• **Exercise**
Return the number of lines in which the word "JSON" appears; add nothing else.

• **Task input**
---
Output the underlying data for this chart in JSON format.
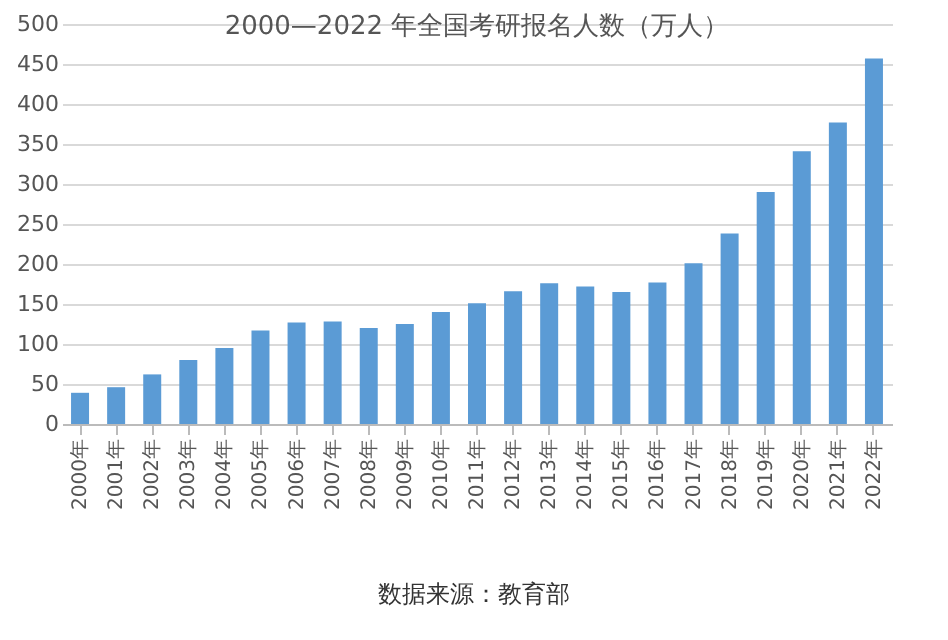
{
  "chart_data": {
    "type": "bar",
    "title": "2000—2022 年全国考研报名人数（万人）",
    "categories": [
      "2000年",
      "2001年",
      "2002年",
      "2003年",
      "2004年",
      "2005年",
      "2006年",
      "2007年",
      "2008年",
      "2009年",
      "2010年",
      "2011年",
      "2012年",
      "2013年",
      "2014年",
      "2015年",
      "2016年",
      "2017年",
      "2018年",
      "2019年",
      "2020年",
      "2021年",
      "2022年"
    ],
    "values": [
      39,
      46,
      62,
      80,
      95,
      117,
      127,
      128,
      120,
      125,
      140,
      151,
      166,
      176,
      172,
      165,
      177,
      201,
      238,
      290,
      341,
      377,
      457
    ],
    "color": "#5b9bd5",
    "ylim": [
      0,
      500
    ],
    "yticks": [
      0,
      50,
      100,
      150,
      200,
      250,
      300,
      350,
      400,
      450,
      500
    ],
    "grid": "y",
    "annotations": [
      "数据来源：教育部"
    ]
  }
}
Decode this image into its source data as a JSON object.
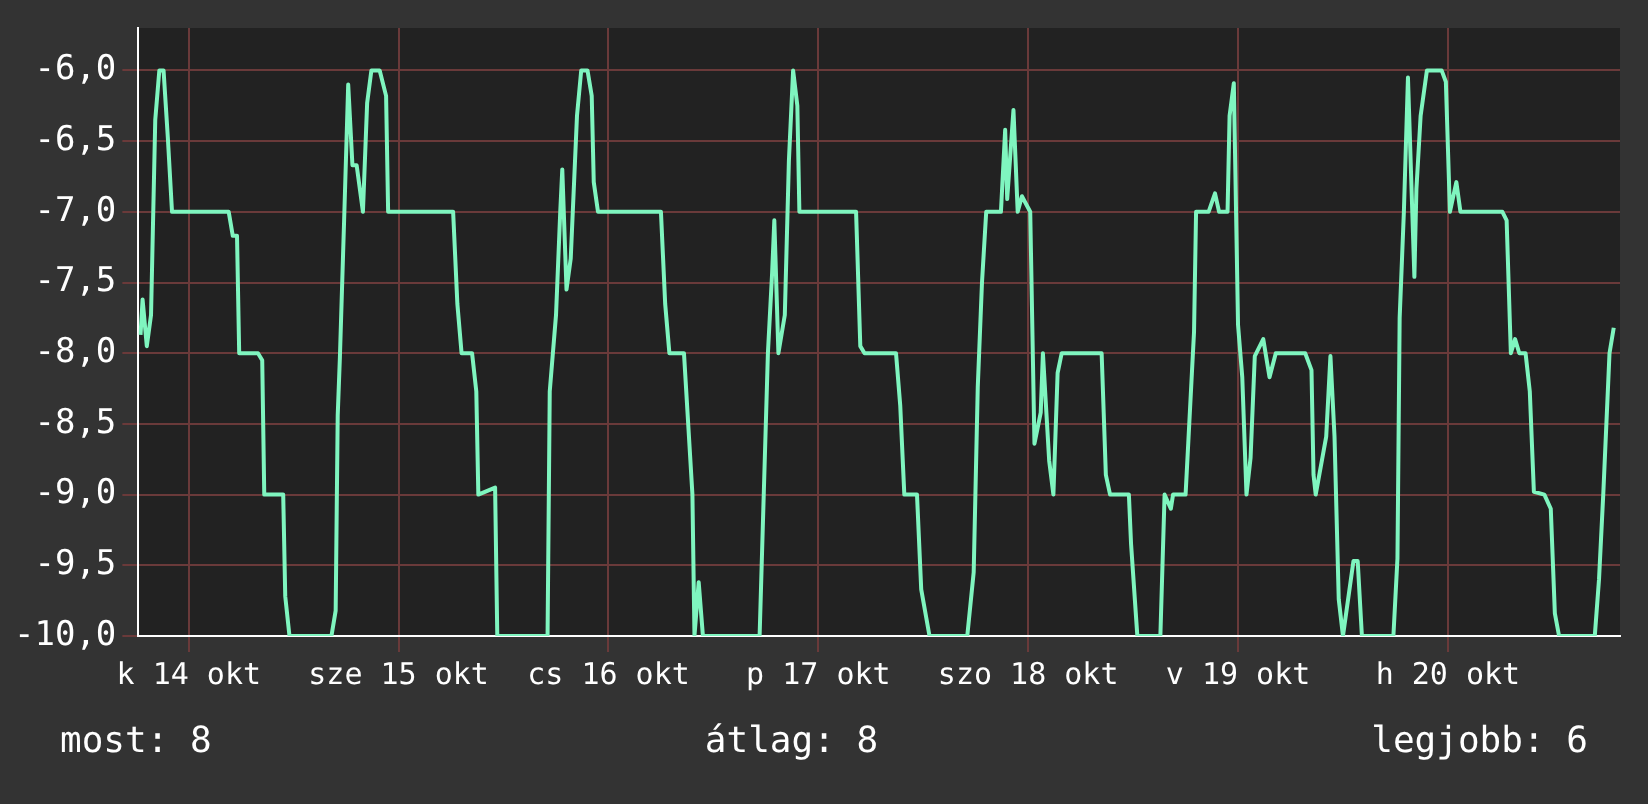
{
  "chart_data": {
    "type": "line",
    "x": [
      "--10-14T06:29",
      "--10-14T06:43",
      "--10-14T07:12",
      "--10-14T07:41",
      "--10-14T08:10",
      "--10-14T08:38",
      "--10-14T09:07",
      "--10-14T09:36",
      "--10-14T10:05",
      "--10-14T16:34",
      "--10-14T17:02",
      "--10-14T17:31",
      "--10-14T17:46",
      "--10-14T19:55",
      "--10-14T20:24",
      "--10-14T20:38",
      "--10-14T22:48",
      "--10-14T23:02",
      "--10-14T23:31",
      "--10-15T04:19",
      "--10-15T04:48",
      "--10-15T05:02",
      "--10-15T05:17",
      "--10-15T05:46",
      "--10-15T06:14",
      "--10-15T06:43",
      "--10-15T07:12",
      "--10-15T07:55",
      "--10-15T08:24",
      "--10-15T08:53",
      "--10-15T09:50",
      "--10-15T10:34",
      "--10-15T10:48",
      "--10-15T18:14",
      "--10-15T18:43",
      "--10-15T19:12",
      "--10-15T20:24",
      "--10-15T20:53",
      "--10-15T21:07",
      "--10-15T23:02",
      "--10-15T23:17",
      "--10-16T05:02",
      "--10-16T05:17",
      "--10-16T06:00",
      "--10-16T06:29",
      "--10-16T06:43",
      "--10-16T07:12",
      "--10-16T07:41",
      "--10-16T08:24",
      "--10-16T08:53",
      "--10-16T09:36",
      "--10-16T10:05",
      "--10-16T10:19",
      "--10-16T10:48",
      "--10-16T18:00",
      "--10-16T18:29",
      "--10-16T18:58",
      "--10-16T20:38",
      "--10-16T21:36",
      "--10-16T21:50",
      "--10-16T22:19",
      "--10-16T22:48",
      "--10-17T05:17",
      "--10-17T05:46",
      "--10-17T06:14",
      "--10-17T06:43",
      "--10-17T06:58",
      "--10-17T07:26",
      "--10-17T08:10",
      "--10-17T08:38",
      "--10-17T09:07",
      "--10-17T09:36",
      "--10-17T09:50",
      "--10-17T16:19",
      "--10-17T16:48",
      "--10-17T17:17",
      "--10-17T20:53",
      "--10-17T21:22",
      "--10-17T21:50",
      "--10-17T23:17",
      "--10-17T23:46",
      "--10-18T00:43",
      "--10-18T05:02",
      "--10-18T05:46",
      "--10-18T06:14",
      "--10-18T06:43",
      "--10-18T07:12",
      "--10-18T08:53",
      "--10-18T09:22",
      "--10-18T09:36",
      "--10-18T10:19",
      "--10-18T10:48",
      "--10-18T11:17",
      "--10-18T12:14",
      "--10-18T12:43",
      "--10-18T13:26",
      "--10-18T13:41",
      "--10-18T14:24",
      "--10-18T14:53",
      "--10-18T15:22",
      "--10-18T15:50",
      "--10-18T20:24",
      "--10-18T20:53",
      "--10-18T21:22",
      "--10-18T23:31",
      "--10-18T23:46",
      "--10-19T00:29",
      "--10-19T03:07",
      "--10-19T03:36",
      "--10-19T04:19",
      "--10-19T04:34",
      "--10-19T06:00",
      "--10-19T06:58",
      "--10-19T07:12",
      "--10-19T08:38",
      "--10-19T09:22",
      "--10-19T09:50",
      "--10-19T10:48",
      "--10-19T11:02",
      "--10-19T11:31",
      "--10-19T12:00",
      "--10-19T12:29",
      "--10-19T12:58",
      "--10-19T13:26",
      "--10-19T13:55",
      "--10-19T14:53",
      "--10-19T15:36",
      "--10-19T16:19",
      "--10-19T19:41",
      "--10-19T20:24",
      "--10-19T20:38",
      "--10-19T20:53",
      "--10-19T22:05",
      "--10-19T22:34",
      "--10-19T23:02",
      "--10-19T23:31",
      "--10-20T00:00",
      "--10-20T01:12",
      "--10-20T01:41",
      "--10-20T02:10",
      "--10-20T05:46",
      "--10-20T06:14",
      "--10-20T06:29",
      "--10-20T06:58",
      "--10-20T07:26",
      "--10-20T08:10",
      "--10-20T08:24",
      "--10-20T08:53",
      "--10-20T09:36",
      "--10-20T11:17",
      "--10-20T11:46",
      "--10-20T12:14",
      "--10-20T12:58",
      "--10-20T13:26",
      "--10-20T18:14",
      "--10-20T18:43",
      "--10-20T19:12",
      "--10-20T19:41",
      "--10-20T20:10",
      "--10-20T20:53",
      "--10-20T21:22",
      "--10-20T21:50",
      "--10-20T23:02",
      "--10-20T23:46",
      "--10-21T00:14",
      "--10-21T00:43",
      "--10-21T04:48",
      "--10-21T05:17",
      "--10-21T05:46",
      "--10-21T06:29",
      "--10-21T06:58"
    ],
    "values": [
      -7.87,
      -7.62,
      -7.95,
      -7.73,
      -6.35,
      -6.0,
      -6.0,
      -6.47,
      -7.0,
      -7.0,
      -7.17,
      -7.17,
      -8.0,
      -8.0,
      -8.05,
      -9.0,
      -9.0,
      -9.72,
      -10,
      -10,
      -9.82,
      -8.44,
      -8.03,
      -7.06,
      -6.1,
      -6.67,
      -6.67,
      -7.0,
      -6.23,
      -6.0,
      -6.0,
      -6.18,
      -7.0,
      -7.0,
      -7.65,
      -8.0,
      -8.0,
      -8.27,
      -9.0,
      -8.95,
      -10,
      -10,
      -8.27,
      -7.73,
      -7.0,
      -6.7,
      -7.55,
      -7.33,
      -6.32,
      -6.0,
      -6.0,
      -6.18,
      -6.79,
      -7.0,
      -7.0,
      -7.65,
      -8.0,
      -8.0,
      -9.0,
      -10,
      -9.62,
      -10,
      -10,
      -8.98,
      -8.0,
      -7.43,
      -7.06,
      -8.0,
      -7.73,
      -6.64,
      -6.0,
      -6.25,
      -7.0,
      -7.0,
      -7.95,
      -8.0,
      -8.0,
      -8.37,
      -9.0,
      -9.0,
      -9.67,
      -10,
      -10,
      -9.55,
      -8.24,
      -7.5,
      -7.0,
      -7.0,
      -6.42,
      -6.91,
      -6.28,
      -7.0,
      -6.89,
      -7.0,
      -8.64,
      -8.42,
      -8.0,
      -8.76,
      -9.0,
      -8.14,
      -8.0,
      -8.0,
      -8.86,
      -9.0,
      -9.0,
      -9.35,
      -10,
      -10,
      -9.0,
      -9.1,
      -9.0,
      -9.0,
      -7.85,
      -7.0,
      -7.0,
      -6.87,
      -7.0,
      -7.0,
      -6.32,
      -6.09,
      -7.8,
      -8.17,
      -9.0,
      -8.74,
      -8.02,
      -7.9,
      -8.17,
      -8.0,
      -8.0,
      -8.12,
      -8.86,
      -9.0,
      -8.59,
      -8.02,
      -8.59,
      -9.74,
      -10,
      -9.47,
      -9.47,
      -10,
      -10,
      -9.45,
      -7.75,
      -7.0,
      -6.05,
      -7.46,
      -6.84,
      -6.32,
      -6.0,
      -6.0,
      -6.08,
      -7.0,
      -6.79,
      -7.0,
      -7.0,
      -7.06,
      -8.0,
      -7.9,
      -8.0,
      -8.0,
      -8.27,
      -8.98,
      -9.0,
      -9.1,
      -9.84,
      -10,
      -10,
      -9.6,
      -9.0,
      -8.0,
      -7.82
    ],
    "color": "#7ff5bf",
    "xlim": [
      "--10-14T06:14",
      "--10-21T07:41"
    ],
    "xticks": [
      {
        "value": "--10-14T12:00",
        "label": "k 14 okt"
      },
      {
        "value": "--10-15T12:00",
        "label": "sze 15 okt"
      },
      {
        "value": "--10-16T12:00",
        "label": "cs 16 okt"
      },
      {
        "value": "--10-17T12:00",
        "label": "p 17 okt"
      },
      {
        "value": "--10-18T12:00",
        "label": "szo 18 okt"
      },
      {
        "value": "--10-19T12:00",
        "label": "v 19 okt"
      },
      {
        "value": "--10-20T12:00",
        "label": "h 20 okt"
      }
    ],
    "ylim": [
      -10,
      -5.7
    ],
    "yticks": [
      {
        "value": -10,
        "label": "-10,0"
      },
      {
        "value": -9.5,
        "label": "-9,5"
      },
      {
        "value": -9,
        "label": "-9,0"
      },
      {
        "value": -8.5,
        "label": "-8,5"
      },
      {
        "value": -8,
        "label": "-8,0"
      },
      {
        "value": -7.5,
        "label": "-7,5"
      },
      {
        "value": -7,
        "label": "-7,0"
      },
      {
        "value": -6.5,
        "label": "-6,5"
      },
      {
        "value": -6,
        "label": "-6,0"
      }
    ],
    "grid": true,
    "annotations": [
      "most: 8",
      "átlag: 8",
      "legjobb: 6"
    ]
  }
}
---
• **Written response**
2